** begin RAW RECORDS **

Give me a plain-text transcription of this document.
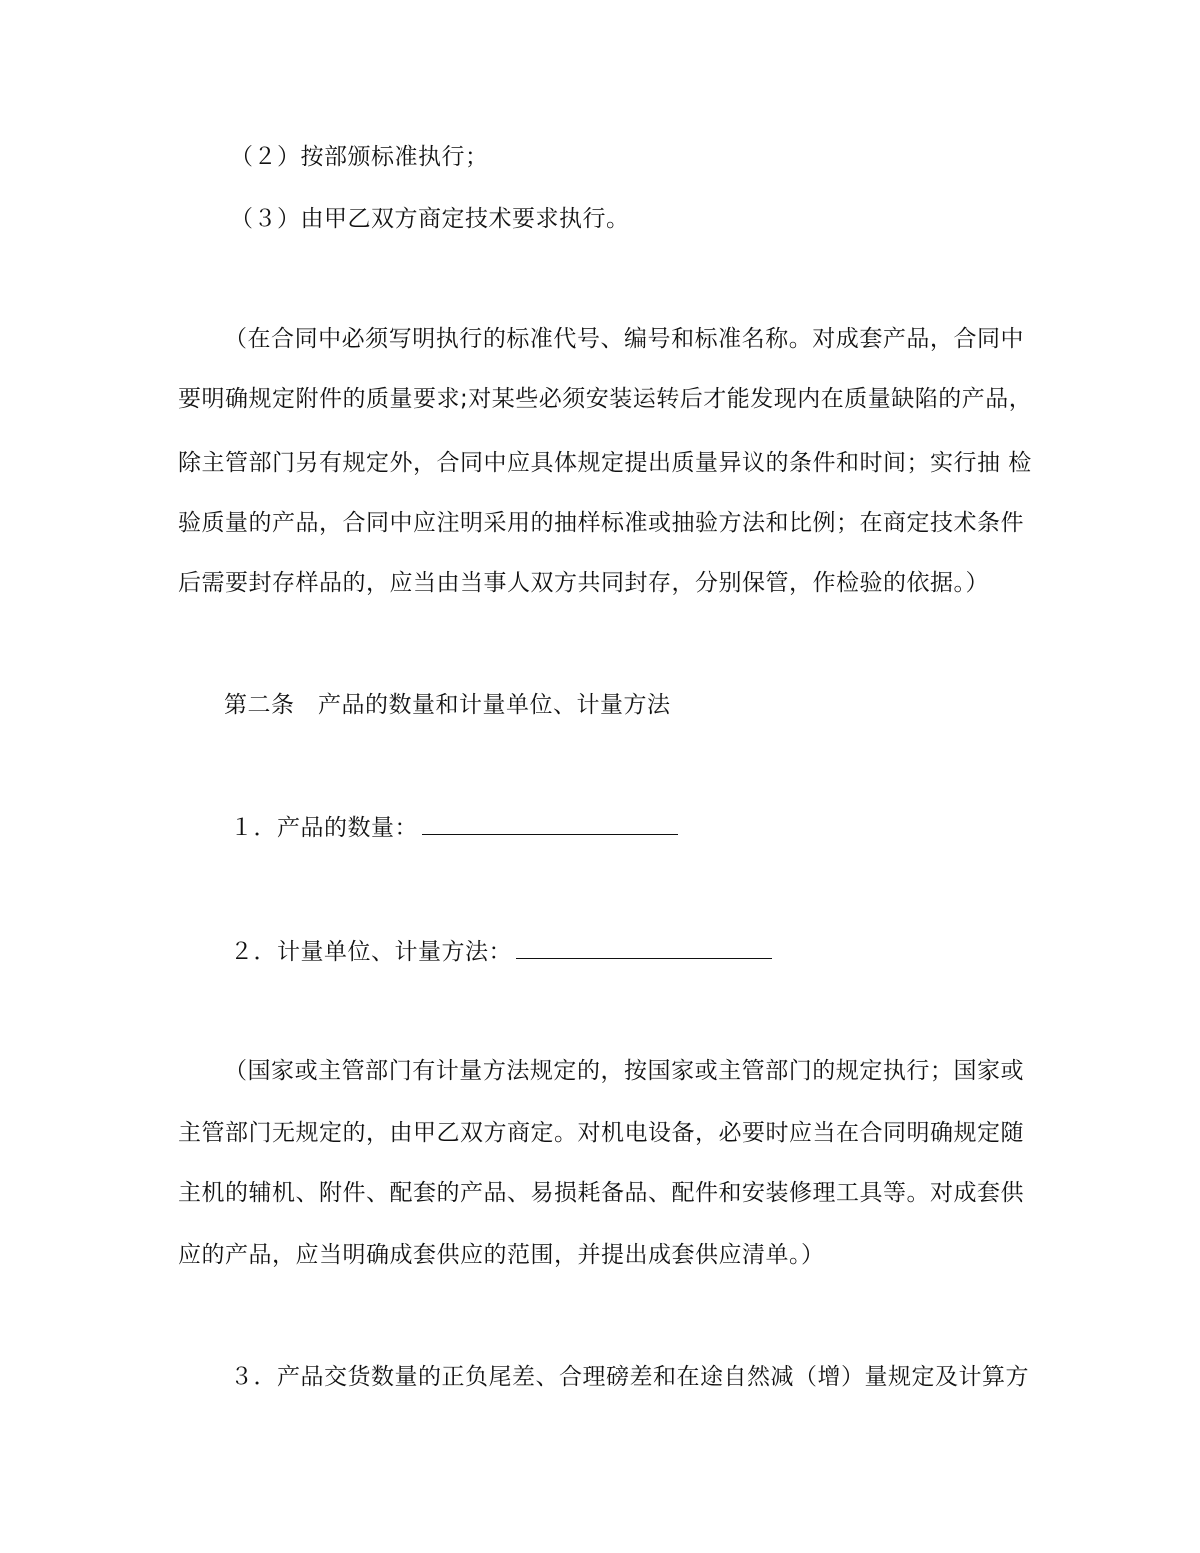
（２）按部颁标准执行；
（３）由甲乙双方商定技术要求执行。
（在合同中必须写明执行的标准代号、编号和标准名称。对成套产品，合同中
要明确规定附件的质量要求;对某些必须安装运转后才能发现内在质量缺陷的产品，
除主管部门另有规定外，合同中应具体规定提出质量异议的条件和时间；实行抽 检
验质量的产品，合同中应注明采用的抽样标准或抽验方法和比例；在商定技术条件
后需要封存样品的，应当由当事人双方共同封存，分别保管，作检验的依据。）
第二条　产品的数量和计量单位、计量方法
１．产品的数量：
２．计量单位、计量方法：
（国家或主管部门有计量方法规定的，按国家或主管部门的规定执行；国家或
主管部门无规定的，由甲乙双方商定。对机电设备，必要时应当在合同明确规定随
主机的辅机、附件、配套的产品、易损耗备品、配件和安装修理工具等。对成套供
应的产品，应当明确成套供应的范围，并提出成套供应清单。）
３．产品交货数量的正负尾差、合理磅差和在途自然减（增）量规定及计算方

** end RAW RECORDS **

■ DIRECTIONS
Make an exact copy of the data above, pictures excluded.

■ SOLUTION FOR THIS TASK
Give me a plain-text transcription of this document.
（２）按部颁标准执行；
（３）由甲乙双方商定技术要求执行。
（在合同中必须写明执行的标准代号、编号和标准名称。对成套产品，合同中
要明确规定附件的质量要求;对某些必须安装运转后才能发现内在质量缺陷的产品，
除主管部门另有规定外，合同中应具体规定提出质量异议的条件和时间；实行抽 检
验质量的产品，合同中应注明采用的抽样标准或抽验方法和比例；在商定技术条件
后需要封存样品的，应当由当事人双方共同封存，分别保管，作检验的依据。）
第二条　产品的数量和计量单位、计量方法
１．产品的数量：
２．计量单位、计量方法：
（国家或主管部门有计量方法规定的，按国家或主管部门的规定执行；国家或
主管部门无规定的，由甲乙双方商定。对机电设备，必要时应当在合同明确规定随
主机的辅机、附件、配套的产品、易损耗备品、配件和安装修理工具等。对成套供
应的产品，应当明确成套供应的范围，并提出成套供应清单。）
３．产品交货数量的正负尾差、合理磅差和在途自然减（增）量规定及计算方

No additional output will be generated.